(Collected data entries)
——————
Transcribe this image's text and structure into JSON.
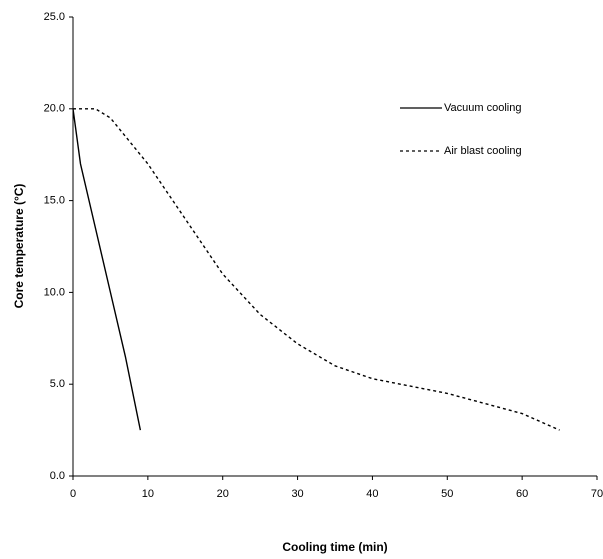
{
  "chart_data": {
    "type": "line",
    "xlabel": "Cooling time (min)",
    "ylabel": "Core temperature (°C)",
    "series": [
      {
        "name": "Vacuum cooling",
        "color": "#000000",
        "line_style": "solid",
        "x": [
          0,
          1,
          3,
          5,
          7,
          9
        ],
        "values": [
          20,
          17,
          13.5,
          10,
          6.5,
          2.5
        ]
      },
      {
        "name": "Air blast cooling",
        "color": "#000000",
        "line_style": "dashed",
        "x": [
          0,
          3,
          5,
          7,
          10,
          15,
          20,
          25,
          30,
          35,
          40,
          50,
          60,
          65
        ],
        "values": [
          20,
          20,
          19.5,
          18.5,
          17,
          14,
          11,
          8.8,
          7.2,
          6,
          5.3,
          4.5,
          3.4,
          2.5
        ]
      }
    ],
    "xlim": [
      0,
      70
    ],
    "xticks": [
      0,
      10,
      20,
      30,
      40,
      50,
      60,
      70
    ],
    "ylim": [
      0,
      25
    ],
    "yticks": [
      {
        "value": 0,
        "label": "0.0"
      },
      {
        "value": 5,
        "label": "5.0"
      },
      {
        "value": 10,
        "label": "10.0"
      },
      {
        "value": 15,
        "label": "15.0"
      },
      {
        "value": 20,
        "label": "20.0"
      },
      {
        "value": 25,
        "label": "25.0"
      }
    ],
    "grid": false,
    "legend": "upper right"
  }
}
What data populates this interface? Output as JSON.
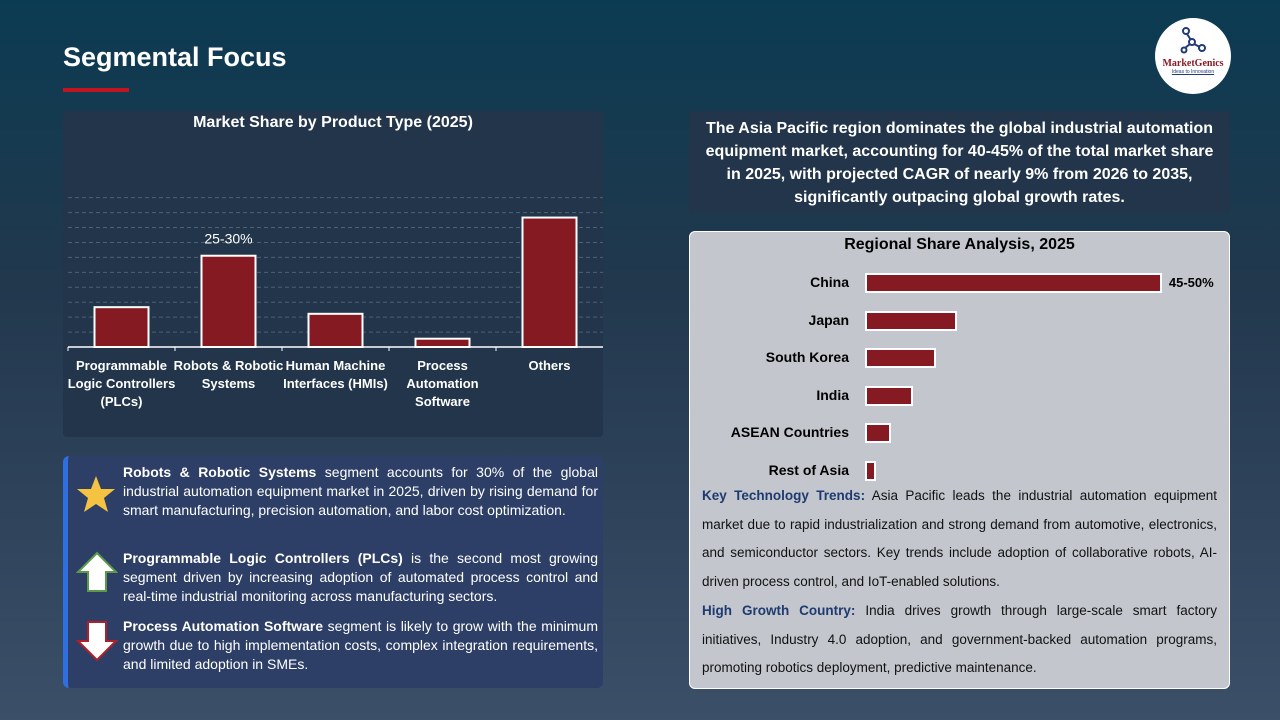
{
  "header": {
    "title": "Segmental Focus",
    "logo": {
      "name": "MarketGenics",
      "tagline": "Ideas to Innovation",
      "icon": "molecule-icon"
    }
  },
  "colors": {
    "bar": "#861a22",
    "accent": "#c3151f"
  },
  "chart_data": [
    {
      "type": "bar",
      "title": "Market Share by Product Type (2025)",
      "categories": [
        "Programmable Logic Controllers (PLCs)",
        "Robots & Robotic Systems",
        "Human Machine Interfaces (HMIs)",
        "Process Automation Software",
        "Others"
      ],
      "values": [
        12,
        27.5,
        10,
        2.5,
        39
      ],
      "data_labels": [
        "",
        "25-30%",
        "",
        "",
        ""
      ],
      "ylim": [
        0,
        47
      ],
      "grid": true,
      "unit": "%"
    },
    {
      "type": "bar",
      "orientation": "horizontal",
      "title": "Regional Share Analysis, 2025",
      "categories": [
        "China",
        "Japan",
        "South Korea",
        "India",
        "ASEAN Countries",
        "Rest of Asia"
      ],
      "values": [
        47.5,
        14.7,
        11.4,
        7.7,
        4.2,
        1.8
      ],
      "data_labels": [
        "45-50%",
        "",
        "",
        "",
        "",
        ""
      ],
      "unit": "%"
    }
  ],
  "xlabels": [
    [
      "Programmable",
      "Logic Controllers",
      "(PLCs)"
    ],
    [
      "Robots & Robotic",
      "Systems"
    ],
    [
      "Human Machine",
      "Interfaces (HMIs)"
    ],
    [
      "Process",
      "Automation",
      "Software"
    ],
    [
      "Others"
    ]
  ],
  "summary": "The Asia Pacific region dominates the global industrial automation equipment market, accounting for 40-45% of the total market share in 2025, with projected CAGR of nearly 9% from 2026 to 2035, significantly outpacing global growth rates.",
  "trends": {
    "label": "Key Technology Trends:",
    "text": " Asia Pacific leads the industrial automation equipment market due to rapid industrialization and strong demand from automotive, electronics, and semiconductor sectors. Key trends include adoption of collaborative robots, AI-driven process control, and IoT-enabled solutions."
  },
  "growth": {
    "label": "High Growth Country:",
    "text": " India drives growth through large-scale smart factory initiatives, Industry 4.0 adoption, and government-backed automation programs, promoting robotics deployment, predictive maintenance."
  },
  "insights": [
    {
      "icon": "star-icon",
      "bold": "Robots & Robotic Systems",
      "text": " segment accounts for 30% of the global industrial automation equipment market in 2025, driven by rising demand for smart manufacturing, precision automation, and labor cost optimization."
    },
    {
      "icon": "arrow-up-icon",
      "bold": "Programmable Logic Controllers (PLCs)",
      "text": " is the second most growing segment driven by increasing adoption of automated process control and real-time industrial monitoring across manufacturing sectors."
    },
    {
      "icon": "arrow-down-icon",
      "bold": "Process Automation Software",
      "text": " segment is likely to grow with the minimum growth due to high implementation costs, complex integration requirements, and limited adoption in SMEs."
    }
  ]
}
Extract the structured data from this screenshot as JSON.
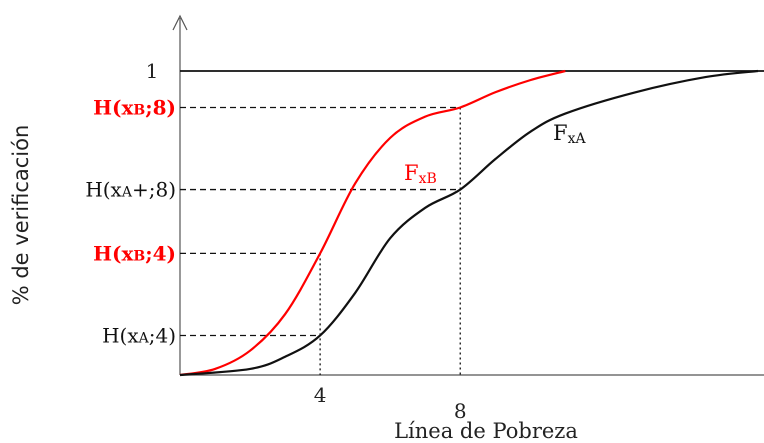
{
  "chart_data": {
    "type": "line",
    "xlabel": "Línea de Pobreza",
    "ylabel": "% de verificación",
    "x_ticks": [
      {
        "label": "4",
        "x": 4
      },
      {
        "label": "8",
        "x": 8
      }
    ],
    "y_one_label": "1",
    "y_annotations": [
      {
        "label": "H(xB;8)",
        "y": 0.88,
        "x": 8,
        "color": "#ff0000",
        "series": "B"
      },
      {
        "label": "H(xA+;8)",
        "y": 0.61,
        "x": 8,
        "color": "#111111",
        "series": "A"
      },
      {
        "label": "H(xB;4)",
        "y": 0.4,
        "x": 4,
        "color": "#ff0000",
        "series": "B"
      },
      {
        "label": "H(xA;4)",
        "y": 0.13,
        "x": 4,
        "color": "#111111",
        "series": "A"
      }
    ],
    "series": [
      {
        "name": "FxB",
        "label_main": "F",
        "label_sub": "xB",
        "color": "#ff0000",
        "points": [
          [
            0,
            0
          ],
          [
            1,
            0.02
          ],
          [
            2,
            0.08
          ],
          [
            3,
            0.2
          ],
          [
            4,
            0.4
          ],
          [
            5,
            0.63
          ],
          [
            6,
            0.78
          ],
          [
            7,
            0.85
          ],
          [
            8,
            0.88
          ],
          [
            9,
            0.93
          ],
          [
            10,
            0.97
          ],
          [
            11,
            1.0
          ]
        ]
      },
      {
        "name": "FxA",
        "label_main": "F",
        "label_sub": "xA",
        "color": "#111111",
        "points": [
          [
            0,
            0
          ],
          [
            2,
            0.02
          ],
          [
            3,
            0.06
          ],
          [
            4,
            0.13
          ],
          [
            5,
            0.27
          ],
          [
            6,
            0.45
          ],
          [
            7,
            0.55
          ],
          [
            8,
            0.61
          ],
          [
            9,
            0.71
          ],
          [
            10,
            0.8
          ],
          [
            11,
            0.86
          ],
          [
            13,
            0.93
          ],
          [
            15,
            0.98
          ],
          [
            16.5,
            1.0
          ]
        ]
      }
    ],
    "xlim": [
      0,
      16.5
    ],
    "ylim": [
      0,
      1
    ],
    "grid": false,
    "legend": "none"
  }
}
——————
■ **What to do**: Using the records above, output their complete text exactly, minus any images.

■ **Answer to this exercise**:
Transcribe this image's text and structure into JSON.
{
  "chart_data": {
    "type": "line",
    "xlabel": "Cooling time (min)",
    "ylabel": "Core temperature (°C)",
    "series": [
      {
        "name": "Vacuum cooling",
        "color": "#000000",
        "line_style": "solid",
        "x": [
          0,
          1,
          3,
          5,
          7,
          9
        ],
        "values": [
          20,
          17,
          13.5,
          10,
          6.5,
          2.5
        ]
      },
      {
        "name": "Air blast cooling",
        "color": "#000000",
        "line_style": "dashed",
        "x": [
          0,
          3,
          5,
          7,
          10,
          15,
          20,
          25,
          30,
          35,
          40,
          50,
          60,
          65
        ],
        "values": [
          20,
          20,
          19.5,
          18.5,
          17,
          14,
          11,
          8.8,
          7.2,
          6,
          5.3,
          4.5,
          3.4,
          2.5
        ]
      }
    ],
    "xlim": [
      0,
      70
    ],
    "xticks": [
      0,
      10,
      20,
      30,
      40,
      50,
      60,
      70
    ],
    "ylim": [
      0,
      25
    ],
    "yticks": [
      {
        "value": 0,
        "label": "0.0"
      },
      {
        "value": 5,
        "label": "5.0"
      },
      {
        "value": 10,
        "label": "10.0"
      },
      {
        "value": 15,
        "label": "15.0"
      },
      {
        "value": 20,
        "label": "20.0"
      },
      {
        "value": 25,
        "label": "25.0"
      }
    ],
    "grid": false,
    "legend": "upper right"
  }
}
What data populates this interface? Output as JSON.
{
  "header": {
    "title": "Segmental Focus",
    "logo": {
      "name": "MarketGenics",
      "tagline": "Ideas to Innovation",
      "icon": "molecule-icon"
    }
  },
  "colors": {
    "bar": "#861a22",
    "accent": "#c3151f"
  },
  "chart_data": [
    {
      "type": "bar",
      "title": "Market Share by Product Type (2025)",
      "categories": [
        "Programmable Logic Controllers (PLCs)",
        "Robots & Robotic Systems",
        "Human Machine Interfaces (HMIs)",
        "Process Automation Software",
        "Others"
      ],
      "values": [
        12,
        27.5,
        10,
        2.5,
        39
      ],
      "data_labels": [
        "",
        "25-30%",
        "",
        "",
        ""
      ],
      "ylim": [
        0,
        47
      ],
      "grid": true,
      "unit": "%"
    },
    {
      "type": "bar",
      "orientation": "horizontal",
      "title": "Regional Share Analysis, 2025",
      "categories": [
        "China",
        "Japan",
        "South Korea",
        "India",
        "ASEAN Countries",
        "Rest of Asia"
      ],
      "values": [
        47.5,
        14.7,
        11.4,
        7.7,
        4.2,
        1.8
      ],
      "data_labels": [
        "45-50%",
        "",
        "",
        "",
        "",
        ""
      ],
      "unit": "%"
    }
  ],
  "xlabels": [
    [
      "Programmable",
      "Logic Controllers",
      "(PLCs)"
    ],
    [
      "Robots & Robotic",
      "Systems"
    ],
    [
      "Human Machine",
      "Interfaces (HMIs)"
    ],
    [
      "Process",
      "Automation",
      "Software"
    ],
    [
      "Others"
    ]
  ],
  "summary": "The Asia Pacific region dominates the global industrial automation equipment market, accounting for 40-45% of the total market share in 2025, with projected CAGR of nearly 9% from 2026 to 2035, significantly outpacing global growth rates.",
  "trends": {
    "label": "Key Technology Trends:",
    "text": " Asia Pacific leads the industrial automation equipment market due to rapid industrialization and strong demand from automotive, electronics, and semiconductor sectors. Key trends include adoption of collaborative robots, AI-driven process control, and IoT-enabled solutions."
  },
  "growth": {
    "label": "High Growth Country:",
    "text": " India drives growth through large-scale smart factory initiatives, Industry 4.0 adoption, and government-backed automation programs, promoting robotics deployment, predictive maintenance."
  },
  "insights": [
    {
      "icon": "star-icon",
      "bold": "Robots & Robotic Systems",
      "text": " segment accounts for 30% of the global industrial automation equipment market in 2025, driven by rising demand for smart manufacturing, precision automation, and labor cost optimization."
    },
    {
      "icon": "arrow-up-icon",
      "bold": "Programmable Logic Controllers (PLCs)",
      "text": " is the second most growing segment driven by increasing adoption of automated process control and real-time industrial monitoring across manufacturing sectors."
    },
    {
      "icon": "arrow-down-icon",
      "bold": "Process Automation Software",
      "text": " segment is likely to grow with the minimum growth due to high implementation costs, complex integration requirements, and limited adoption in SMEs."
    }
  ]
}
Extract the structured data from this screenshot as JSON.
{
  "chart_data": {
    "type": "line",
    "xlabel": "Línea de Pobreza",
    "ylabel": "% de verificación",
    "x_ticks": [
      {
        "label": "4",
        "x": 4
      },
      {
        "label": "8",
        "x": 8
      }
    ],
    "y_one_label": "1",
    "y_annotations": [
      {
        "label": "H(xB;8)",
        "y": 0.88,
        "x": 8,
        "color": "#ff0000",
        "series": "B"
      },
      {
        "label": "H(xA+;8)",
        "y": 0.61,
        "x": 8,
        "color": "#111111",
        "series": "A"
      },
      {
        "label": "H(xB;4)",
        "y": 0.4,
        "x": 4,
        "color": "#ff0000",
        "series": "B"
      },
      {
        "label": "H(xA;4)",
        "y": 0.13,
        "x": 4,
        "color": "#111111",
        "series": "A"
      }
    ],
    "series": [
      {
        "name": "FxB",
        "label_main": "F",
        "label_sub": "xB",
        "color": "#ff0000",
        "points": [
          [
            0,
            0
          ],
          [
            1,
            0.02
          ],
          [
            2,
            0.08
          ],
          [
            3,
            0.2
          ],
          [
            4,
            0.4
          ],
          [
            5,
            0.63
          ],
          [
            6,
            0.78
          ],
          [
            7,
            0.85
          ],
          [
            8,
            0.88
          ],
          [
            9,
            0.93
          ],
          [
            10,
            0.97
          ],
          [
            11,
            1.0
          ]
        ]
      },
      {
        "name": "FxA",
        "label_main": "F",
        "label_sub": "xA",
        "color": "#111111",
        "points": [
          [
            0,
            0
          ],
          [
            2,
            0.02
          ],
          [
            3,
            0.06
          ],
          [
            4,
            0.13
          ],
          [
            5,
            0.27
          ],
          [
            6,
            0.45
          ],
          [
            7,
            0.55
          ],
          [
            8,
            0.61
          ],
          [
            9,
            0.71
          ],
          [
            10,
            0.8
          ],
          [
            11,
            0.86
          ],
          [
            13,
            0.93
          ],
          [
            15,
            0.98
          ],
          [
            16.5,
            1.0
          ]
        ]
      }
    ],
    "xlim": [
      0,
      16.5
    ],
    "ylim": [
      0,
      1
    ],
    "grid": false,
    "legend": "none"
  }
}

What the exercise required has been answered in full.